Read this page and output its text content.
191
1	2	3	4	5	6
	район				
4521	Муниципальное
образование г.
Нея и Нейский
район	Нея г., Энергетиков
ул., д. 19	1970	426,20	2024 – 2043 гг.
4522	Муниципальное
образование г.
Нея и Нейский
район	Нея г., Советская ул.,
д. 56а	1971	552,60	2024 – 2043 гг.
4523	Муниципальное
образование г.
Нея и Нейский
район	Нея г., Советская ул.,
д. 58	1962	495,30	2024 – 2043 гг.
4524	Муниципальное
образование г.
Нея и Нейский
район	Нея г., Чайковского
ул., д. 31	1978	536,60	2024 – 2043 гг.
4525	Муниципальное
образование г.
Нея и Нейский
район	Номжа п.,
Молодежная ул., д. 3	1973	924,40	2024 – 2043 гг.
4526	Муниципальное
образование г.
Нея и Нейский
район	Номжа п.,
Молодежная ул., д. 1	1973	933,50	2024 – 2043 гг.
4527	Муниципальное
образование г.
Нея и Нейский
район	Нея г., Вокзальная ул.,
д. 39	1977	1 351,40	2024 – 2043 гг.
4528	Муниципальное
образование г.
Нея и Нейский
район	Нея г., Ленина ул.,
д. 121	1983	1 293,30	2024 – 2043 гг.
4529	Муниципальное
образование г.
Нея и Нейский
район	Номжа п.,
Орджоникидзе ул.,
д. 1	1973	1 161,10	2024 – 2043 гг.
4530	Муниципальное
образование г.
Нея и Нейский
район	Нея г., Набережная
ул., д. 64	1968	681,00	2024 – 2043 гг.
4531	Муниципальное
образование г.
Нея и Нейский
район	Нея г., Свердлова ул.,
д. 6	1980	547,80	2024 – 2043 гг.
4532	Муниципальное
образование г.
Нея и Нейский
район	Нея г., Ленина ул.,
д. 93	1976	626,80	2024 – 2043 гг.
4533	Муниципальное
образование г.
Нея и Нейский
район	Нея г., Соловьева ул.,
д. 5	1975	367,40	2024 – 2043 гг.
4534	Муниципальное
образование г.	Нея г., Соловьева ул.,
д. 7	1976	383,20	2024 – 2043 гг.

Instructions for the task:
Using the listing above, please repeat every entry exactly.

Expected answer:
Read this page and output its text content.
191
1	2	3	4	5	6
	район				
4521	Муниципальное
образование г.
Нея и Нейский
район	Нея г., Энергетиков
ул., д. 19	1970	426,20	2024 – 2043 гг.
4522	Муниципальное
образование г.
Нея и Нейский
район	Нея г., Советская ул.,
д. 56а	1971	552,60	2024 – 2043 гг.
4523	Муниципальное
образование г.
Нея и Нейский
район	Нея г., Советская ул.,
д. 58	1962	495,30	2024 – 2043 гг.
4524	Муниципальное
образование г.
Нея и Нейский
район	Нея г., Чайковского
ул., д. 31	1978	536,60	2024 – 2043 гг.
4525	Муниципальное
образование г.
Нея и Нейский
район	Номжа п.,
Молодежная ул., д. 3	1973	924,40	2024 – 2043 гг.
4526	Муниципальное
образование г.
Нея и Нейский
район	Номжа п.,
Молодежная ул., д. 1	1973	933,50	2024 – 2043 гг.
4527	Муниципальное
образование г.
Нея и Нейский
район	Нея г., Вокзальная ул.,
д. 39	1977	1 351,40	2024 – 2043 гг.
4528	Муниципальное
образование г.
Нея и Нейский
район	Нея г., Ленина ул.,
д. 121	1983	1 293,30	2024 – 2043 гг.
4529	Муниципальное
образование г.
Нея и Нейский
район	Номжа п.,
Орджоникидзе ул.,
д. 1	1973	1 161,10	2024 – 2043 гг.
4530	Муниципальное
образование г.
Нея и Нейский
район	Нея г., Набережная
ул., д. 64	1968	681,00	2024 – 2043 гг.
4531	Муниципальное
образование г.
Нея и Нейский
район	Нея г., Свердлова ул.,
д. 6	1980	547,80	2024 – 2043 гг.
4532	Муниципальное
образование г.
Нея и Нейский
район	Нея г., Ленина ул.,
д. 93	1976	626,80	2024 – 2043 гг.
4533	Муниципальное
образование г.
Нея и Нейский
район	Нея г., Соловьева ул.,
д. 5	1975	367,40	2024 – 2043 гг.
4534	Муниципальное
образование г.	Нея г., Соловьева ул.,
д. 7	1976	383,20	2024 – 2043 гг.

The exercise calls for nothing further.